Return the items from the line with "svg-text:a=: a= (590, 58, 599, 67)" up to and including the line with "solve-table-icon[interactable] (318, 50, 340, 72)", reproducing each line unchanged.

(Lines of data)

<<<<

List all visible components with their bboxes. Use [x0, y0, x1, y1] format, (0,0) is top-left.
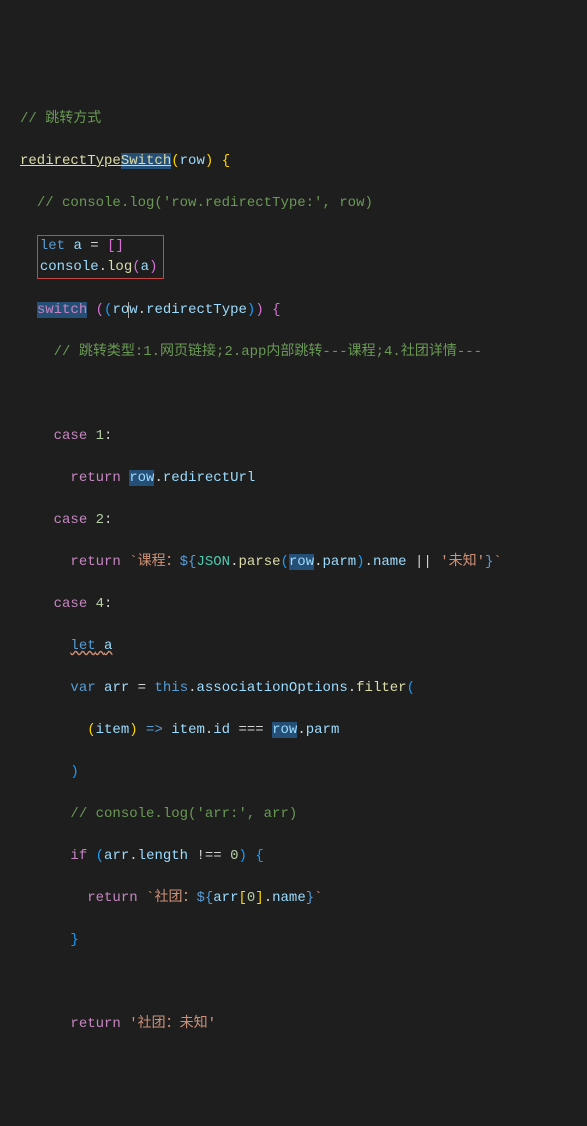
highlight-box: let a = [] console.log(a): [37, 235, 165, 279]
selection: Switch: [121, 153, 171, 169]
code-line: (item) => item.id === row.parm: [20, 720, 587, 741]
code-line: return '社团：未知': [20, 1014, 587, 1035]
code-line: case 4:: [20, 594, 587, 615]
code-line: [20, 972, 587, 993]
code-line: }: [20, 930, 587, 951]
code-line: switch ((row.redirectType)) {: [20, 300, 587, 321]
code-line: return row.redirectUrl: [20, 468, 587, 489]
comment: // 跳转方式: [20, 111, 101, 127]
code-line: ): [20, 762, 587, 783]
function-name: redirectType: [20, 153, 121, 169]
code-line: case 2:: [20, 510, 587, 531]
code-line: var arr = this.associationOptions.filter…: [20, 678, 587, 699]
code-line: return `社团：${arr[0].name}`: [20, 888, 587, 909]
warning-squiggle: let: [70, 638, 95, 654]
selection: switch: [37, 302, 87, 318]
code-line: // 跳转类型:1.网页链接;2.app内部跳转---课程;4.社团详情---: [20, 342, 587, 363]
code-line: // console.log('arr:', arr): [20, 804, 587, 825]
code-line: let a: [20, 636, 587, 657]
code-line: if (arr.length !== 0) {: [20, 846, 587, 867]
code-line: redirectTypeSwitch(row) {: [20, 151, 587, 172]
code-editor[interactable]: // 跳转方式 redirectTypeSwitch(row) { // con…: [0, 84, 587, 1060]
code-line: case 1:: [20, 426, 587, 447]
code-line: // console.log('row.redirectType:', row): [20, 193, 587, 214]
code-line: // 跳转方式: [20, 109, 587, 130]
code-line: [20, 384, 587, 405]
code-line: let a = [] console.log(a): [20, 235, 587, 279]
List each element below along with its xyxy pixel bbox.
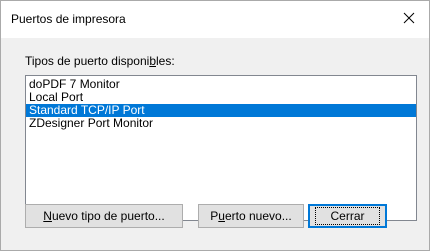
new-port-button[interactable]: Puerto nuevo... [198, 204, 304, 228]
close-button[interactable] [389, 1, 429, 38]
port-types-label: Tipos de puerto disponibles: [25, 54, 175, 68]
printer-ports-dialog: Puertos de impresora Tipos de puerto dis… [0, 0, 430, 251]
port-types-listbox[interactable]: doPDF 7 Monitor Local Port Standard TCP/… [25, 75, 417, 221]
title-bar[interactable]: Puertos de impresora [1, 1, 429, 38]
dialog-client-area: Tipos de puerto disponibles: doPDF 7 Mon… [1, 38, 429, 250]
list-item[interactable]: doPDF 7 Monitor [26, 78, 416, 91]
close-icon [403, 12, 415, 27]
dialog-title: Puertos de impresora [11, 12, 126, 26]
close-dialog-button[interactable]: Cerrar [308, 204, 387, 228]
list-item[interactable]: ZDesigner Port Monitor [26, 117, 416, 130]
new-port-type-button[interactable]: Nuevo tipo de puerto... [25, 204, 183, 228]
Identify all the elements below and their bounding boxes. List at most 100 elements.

>>>>
<<<<

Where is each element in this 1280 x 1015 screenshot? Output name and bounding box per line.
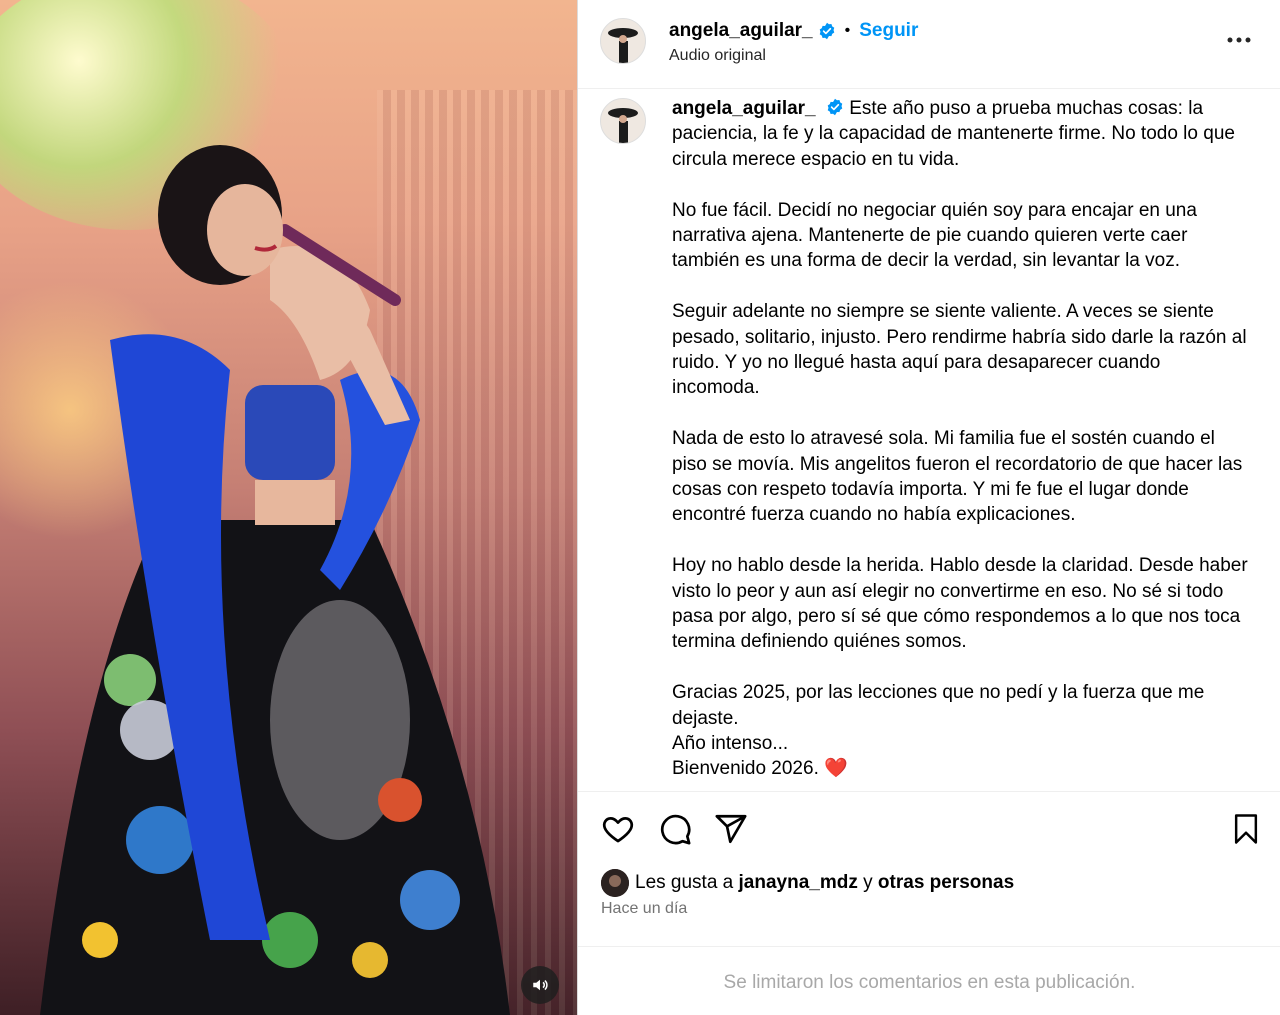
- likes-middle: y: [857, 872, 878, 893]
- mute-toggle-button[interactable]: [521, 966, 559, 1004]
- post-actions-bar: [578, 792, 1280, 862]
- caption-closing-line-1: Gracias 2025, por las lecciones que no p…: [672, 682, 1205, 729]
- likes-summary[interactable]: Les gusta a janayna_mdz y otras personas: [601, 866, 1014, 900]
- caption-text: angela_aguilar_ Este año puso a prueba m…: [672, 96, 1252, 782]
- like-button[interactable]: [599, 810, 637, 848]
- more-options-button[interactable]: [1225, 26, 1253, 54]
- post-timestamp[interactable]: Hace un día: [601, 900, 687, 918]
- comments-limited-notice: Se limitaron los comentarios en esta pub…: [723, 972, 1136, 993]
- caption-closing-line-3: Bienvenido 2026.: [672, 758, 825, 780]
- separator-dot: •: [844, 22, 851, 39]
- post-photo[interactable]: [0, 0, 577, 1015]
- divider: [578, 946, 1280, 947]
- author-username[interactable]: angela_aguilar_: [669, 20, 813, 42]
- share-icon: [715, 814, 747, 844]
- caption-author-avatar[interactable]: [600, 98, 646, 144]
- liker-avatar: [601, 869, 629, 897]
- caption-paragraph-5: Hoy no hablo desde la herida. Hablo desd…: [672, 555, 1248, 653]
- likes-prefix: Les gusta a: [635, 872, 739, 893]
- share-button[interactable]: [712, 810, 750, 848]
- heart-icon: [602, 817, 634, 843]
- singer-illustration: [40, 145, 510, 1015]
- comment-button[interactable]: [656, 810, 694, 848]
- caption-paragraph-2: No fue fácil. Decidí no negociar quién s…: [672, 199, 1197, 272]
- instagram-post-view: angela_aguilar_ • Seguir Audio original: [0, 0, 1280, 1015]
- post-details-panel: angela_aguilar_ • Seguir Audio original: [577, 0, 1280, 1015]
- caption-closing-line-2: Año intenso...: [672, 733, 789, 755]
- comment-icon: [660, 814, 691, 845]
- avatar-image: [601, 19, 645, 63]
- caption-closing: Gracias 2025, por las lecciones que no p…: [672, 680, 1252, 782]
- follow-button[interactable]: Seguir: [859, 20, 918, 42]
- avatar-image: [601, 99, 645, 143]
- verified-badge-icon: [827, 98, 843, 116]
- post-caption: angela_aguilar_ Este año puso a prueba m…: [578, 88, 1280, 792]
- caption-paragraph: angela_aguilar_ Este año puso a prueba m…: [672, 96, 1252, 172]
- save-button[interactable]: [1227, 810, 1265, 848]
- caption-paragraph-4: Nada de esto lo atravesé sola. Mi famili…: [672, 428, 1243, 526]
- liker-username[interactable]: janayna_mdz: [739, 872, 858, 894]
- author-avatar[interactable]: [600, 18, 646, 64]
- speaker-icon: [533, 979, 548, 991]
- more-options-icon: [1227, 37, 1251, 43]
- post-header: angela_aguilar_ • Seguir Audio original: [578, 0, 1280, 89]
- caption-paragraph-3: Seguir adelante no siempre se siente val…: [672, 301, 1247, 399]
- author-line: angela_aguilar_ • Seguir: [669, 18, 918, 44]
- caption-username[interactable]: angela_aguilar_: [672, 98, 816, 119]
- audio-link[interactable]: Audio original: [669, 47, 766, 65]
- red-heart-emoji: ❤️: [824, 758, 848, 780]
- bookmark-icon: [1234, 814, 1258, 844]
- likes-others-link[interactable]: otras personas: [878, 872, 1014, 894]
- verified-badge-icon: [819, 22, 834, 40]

>>>>
<<<<

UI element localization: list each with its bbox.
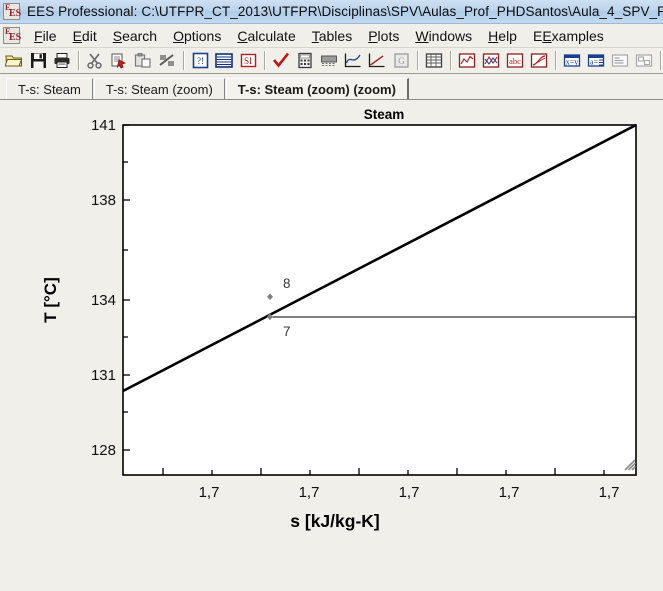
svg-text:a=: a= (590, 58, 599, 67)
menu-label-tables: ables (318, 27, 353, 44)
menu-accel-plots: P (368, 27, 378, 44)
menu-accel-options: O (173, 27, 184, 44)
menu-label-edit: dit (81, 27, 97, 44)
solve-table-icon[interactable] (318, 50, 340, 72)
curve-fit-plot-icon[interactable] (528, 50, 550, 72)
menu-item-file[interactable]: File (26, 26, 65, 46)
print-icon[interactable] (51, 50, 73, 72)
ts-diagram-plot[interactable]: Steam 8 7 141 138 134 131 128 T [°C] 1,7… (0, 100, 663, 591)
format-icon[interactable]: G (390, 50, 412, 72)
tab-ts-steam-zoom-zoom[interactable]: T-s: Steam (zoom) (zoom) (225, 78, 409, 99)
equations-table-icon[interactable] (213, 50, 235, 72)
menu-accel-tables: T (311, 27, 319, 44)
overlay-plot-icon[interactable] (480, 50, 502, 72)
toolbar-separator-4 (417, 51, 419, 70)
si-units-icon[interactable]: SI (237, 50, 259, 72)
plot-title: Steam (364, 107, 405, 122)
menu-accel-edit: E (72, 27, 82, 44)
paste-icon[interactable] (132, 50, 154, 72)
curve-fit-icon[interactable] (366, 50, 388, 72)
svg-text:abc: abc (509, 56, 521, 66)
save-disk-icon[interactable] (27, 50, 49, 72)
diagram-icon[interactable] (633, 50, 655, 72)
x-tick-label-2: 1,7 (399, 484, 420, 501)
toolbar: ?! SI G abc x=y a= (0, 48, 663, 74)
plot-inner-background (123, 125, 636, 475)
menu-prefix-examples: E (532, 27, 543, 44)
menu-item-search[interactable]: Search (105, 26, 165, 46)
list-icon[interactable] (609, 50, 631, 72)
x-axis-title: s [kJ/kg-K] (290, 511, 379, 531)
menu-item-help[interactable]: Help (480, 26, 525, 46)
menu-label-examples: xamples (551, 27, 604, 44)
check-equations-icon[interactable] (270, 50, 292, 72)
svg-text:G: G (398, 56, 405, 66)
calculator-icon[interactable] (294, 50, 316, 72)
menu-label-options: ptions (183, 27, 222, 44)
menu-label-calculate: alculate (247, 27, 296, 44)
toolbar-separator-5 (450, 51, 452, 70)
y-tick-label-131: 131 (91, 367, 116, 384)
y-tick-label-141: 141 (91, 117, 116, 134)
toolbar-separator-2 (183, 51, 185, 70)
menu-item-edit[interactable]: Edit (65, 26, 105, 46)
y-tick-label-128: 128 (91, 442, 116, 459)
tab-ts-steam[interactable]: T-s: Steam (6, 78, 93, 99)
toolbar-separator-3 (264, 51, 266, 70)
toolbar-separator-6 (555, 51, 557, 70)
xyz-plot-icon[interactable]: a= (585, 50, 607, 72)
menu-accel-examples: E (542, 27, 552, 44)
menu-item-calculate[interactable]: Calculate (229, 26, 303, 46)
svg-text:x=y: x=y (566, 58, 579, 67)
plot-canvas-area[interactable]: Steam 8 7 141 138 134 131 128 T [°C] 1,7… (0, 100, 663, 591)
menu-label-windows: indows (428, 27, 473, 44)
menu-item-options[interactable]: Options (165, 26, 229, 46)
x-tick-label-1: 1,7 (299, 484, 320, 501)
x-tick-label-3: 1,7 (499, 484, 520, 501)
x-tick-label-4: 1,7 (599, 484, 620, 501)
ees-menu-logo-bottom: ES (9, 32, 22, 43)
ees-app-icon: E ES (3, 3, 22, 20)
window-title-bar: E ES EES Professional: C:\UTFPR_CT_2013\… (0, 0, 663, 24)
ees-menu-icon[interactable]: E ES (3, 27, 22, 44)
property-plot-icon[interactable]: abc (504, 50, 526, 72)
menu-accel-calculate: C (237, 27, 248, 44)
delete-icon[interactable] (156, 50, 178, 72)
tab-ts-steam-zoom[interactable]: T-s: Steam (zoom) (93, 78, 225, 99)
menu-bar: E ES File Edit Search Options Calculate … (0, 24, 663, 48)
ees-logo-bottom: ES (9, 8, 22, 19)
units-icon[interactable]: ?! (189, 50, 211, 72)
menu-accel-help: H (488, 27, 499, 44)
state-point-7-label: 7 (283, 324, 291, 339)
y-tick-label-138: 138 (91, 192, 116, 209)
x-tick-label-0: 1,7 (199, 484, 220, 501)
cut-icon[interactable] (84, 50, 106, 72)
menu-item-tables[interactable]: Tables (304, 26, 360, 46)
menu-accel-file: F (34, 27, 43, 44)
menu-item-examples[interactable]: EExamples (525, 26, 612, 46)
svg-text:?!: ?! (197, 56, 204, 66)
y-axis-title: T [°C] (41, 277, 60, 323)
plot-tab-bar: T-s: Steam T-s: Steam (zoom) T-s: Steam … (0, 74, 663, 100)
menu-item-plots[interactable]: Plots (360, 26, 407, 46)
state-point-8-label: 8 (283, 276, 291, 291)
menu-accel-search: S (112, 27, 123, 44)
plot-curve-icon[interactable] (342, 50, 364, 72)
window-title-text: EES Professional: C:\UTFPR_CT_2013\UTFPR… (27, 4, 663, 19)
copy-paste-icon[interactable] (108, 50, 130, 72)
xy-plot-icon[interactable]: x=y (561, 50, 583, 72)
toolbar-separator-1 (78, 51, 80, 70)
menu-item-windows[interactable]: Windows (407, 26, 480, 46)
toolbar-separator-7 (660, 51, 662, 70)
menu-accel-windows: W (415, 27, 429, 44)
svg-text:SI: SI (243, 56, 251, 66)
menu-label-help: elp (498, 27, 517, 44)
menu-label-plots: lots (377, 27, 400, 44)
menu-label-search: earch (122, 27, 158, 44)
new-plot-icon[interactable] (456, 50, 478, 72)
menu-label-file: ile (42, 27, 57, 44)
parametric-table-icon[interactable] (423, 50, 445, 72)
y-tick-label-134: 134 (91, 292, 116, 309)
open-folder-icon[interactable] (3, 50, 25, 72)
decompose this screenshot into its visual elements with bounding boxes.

>>>>

### RESPONSE TO THE EXERCISE
svg-text:a=: a= (590, 58, 599, 67)
menu-label-tables: ables (318, 27, 353, 44)
menu-accel-plots: P (368, 27, 378, 44)
menu-accel-options: O (173, 27, 184, 44)
menu-label-edit: dit (81, 27, 97, 44)
solve-table-icon[interactable] (318, 50, 340, 72)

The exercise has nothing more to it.